• _OBJECTIVE_: Copy out all of the data exactly as it appears.

• _DATA PROVIDED_:

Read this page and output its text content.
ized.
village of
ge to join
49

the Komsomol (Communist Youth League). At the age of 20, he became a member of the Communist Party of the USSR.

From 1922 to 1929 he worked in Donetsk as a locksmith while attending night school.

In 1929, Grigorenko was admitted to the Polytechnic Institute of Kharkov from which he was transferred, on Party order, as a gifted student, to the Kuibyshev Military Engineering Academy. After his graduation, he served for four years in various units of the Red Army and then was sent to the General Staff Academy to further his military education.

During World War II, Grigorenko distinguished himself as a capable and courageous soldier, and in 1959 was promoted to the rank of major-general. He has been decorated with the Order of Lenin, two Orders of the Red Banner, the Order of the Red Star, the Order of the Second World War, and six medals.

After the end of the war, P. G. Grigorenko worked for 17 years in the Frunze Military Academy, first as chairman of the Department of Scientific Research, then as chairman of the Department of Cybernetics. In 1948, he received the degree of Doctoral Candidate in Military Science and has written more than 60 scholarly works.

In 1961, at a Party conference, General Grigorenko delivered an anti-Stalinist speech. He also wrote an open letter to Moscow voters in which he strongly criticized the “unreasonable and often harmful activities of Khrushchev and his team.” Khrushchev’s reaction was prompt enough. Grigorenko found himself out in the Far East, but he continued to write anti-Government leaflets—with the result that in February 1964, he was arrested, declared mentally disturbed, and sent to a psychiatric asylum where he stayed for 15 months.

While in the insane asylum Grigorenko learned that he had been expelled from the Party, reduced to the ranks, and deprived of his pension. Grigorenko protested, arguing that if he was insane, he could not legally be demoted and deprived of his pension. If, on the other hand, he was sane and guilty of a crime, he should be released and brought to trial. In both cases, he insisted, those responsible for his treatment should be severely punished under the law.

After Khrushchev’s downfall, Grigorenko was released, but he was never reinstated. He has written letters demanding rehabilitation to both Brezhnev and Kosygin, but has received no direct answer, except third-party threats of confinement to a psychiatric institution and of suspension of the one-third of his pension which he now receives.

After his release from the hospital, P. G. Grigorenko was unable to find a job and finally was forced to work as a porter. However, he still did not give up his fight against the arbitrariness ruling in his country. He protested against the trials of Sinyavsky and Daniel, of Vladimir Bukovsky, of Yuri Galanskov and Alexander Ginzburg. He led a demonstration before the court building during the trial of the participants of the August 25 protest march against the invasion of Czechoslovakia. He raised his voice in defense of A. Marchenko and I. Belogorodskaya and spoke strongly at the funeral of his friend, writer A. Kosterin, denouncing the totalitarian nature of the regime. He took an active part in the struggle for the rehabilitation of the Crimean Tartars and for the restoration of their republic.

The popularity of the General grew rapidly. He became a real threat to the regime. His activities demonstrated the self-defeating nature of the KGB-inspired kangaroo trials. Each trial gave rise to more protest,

• _TASK SOLUTION_:
Read this page and output its text content.
ized.
village of
ge to join
49

the Komsomol (Communist Youth League). At the age of 20, he became a member of the Communist Party of the USSR.

From 1922 to 1929 he worked in Donetsk as a locksmith while attending night school.

In 1929, Grigorenko was admitted to the Polytechnic Institute of Kharkov from which he was transferred, on Party order, as a gifted student, to the Kuibyshev Military Engineering Academy. After his graduation, he served for four years in various units of the Red Army and then was sent to the General Staff Academy to further his military education.

During World War II, Grigorenko distinguished himself as a capable and courageous soldier, and in 1959 was promoted to the rank of major-general. He has been decorated with the Order of Lenin, two Orders of the Red Banner, the Order of the Red Star, the Order of the Second World War, and six medals.

After the end of the war, P. G. Grigorenko worked for 17 years in the Frunze Military Academy, first as chairman of the Department of Scientific Research, then as chairman of the Department of Cybernetics. In 1948, he received the degree of Doctoral Candidate in Military Science and has written more than 60 scholarly works.

In 1961, at a Party conference, General Grigorenko delivered an anti-Stalinist speech. He also wrote an open letter to Moscow voters in which he strongly criticized the “unreasonable and often harmful activities of Khrushchev and his team.” Khrushchev’s reaction was prompt enough. Grigorenko found himself out in the Far East, but he continued to write anti-Government leaflets—with the result that in February 1964, he was arrested, declared mentally disturbed, and sent to a psychiatric asylum where he stayed for 15 months.

While in the insane asylum Grigorenko learned that he had been expelled from the Party, reduced to the ranks, and deprived of his pension. Grigorenko protested, arguing that if he was insane, he could not legally be demoted and deprived of his pension. If, on the other hand, he was sane and guilty of a crime, he should be released and brought to trial. In both cases, he insisted, those responsible for his treatment should be severely punished under the law.

After Khrushchev’s downfall, Grigorenko was released, but he was never reinstated. He has written letters demanding rehabilitation to both Brezhnev and Kosygin, but has received no direct answer, except third-party threats of confinement to a psychiatric institution and of suspension of the one-third of his pension which he now receives.

After his release from the hospital, P. G. Grigorenko was unable to find a job and finally was forced to work as a porter. However, he still did not give up his fight against the arbitrariness ruling in his country. He protested against the trials of Sinyavsky and Daniel, of Vladimir Bukovsky, of Yuri Galanskov and Alexander Ginzburg. He led a demonstration before the court building during the trial of the participants of the August 25 protest march against the invasion of Czechoslovakia. He raised his voice in defense of A. Marchenko and I. Belogorodskaya and spoke strongly at the funeral of his friend, writer A. Kosterin, denouncing the totalitarian nature of the regime. He took an active part in the struggle for the rehabilitation of the Crimean Tartars and for the restoration of their republic.

The popularity of the General grew rapidly. He became a real threat to the regime. His activities demonstrated the self-defeating nature of the KGB-inspired kangaroo trials. Each trial gave rise to more protest,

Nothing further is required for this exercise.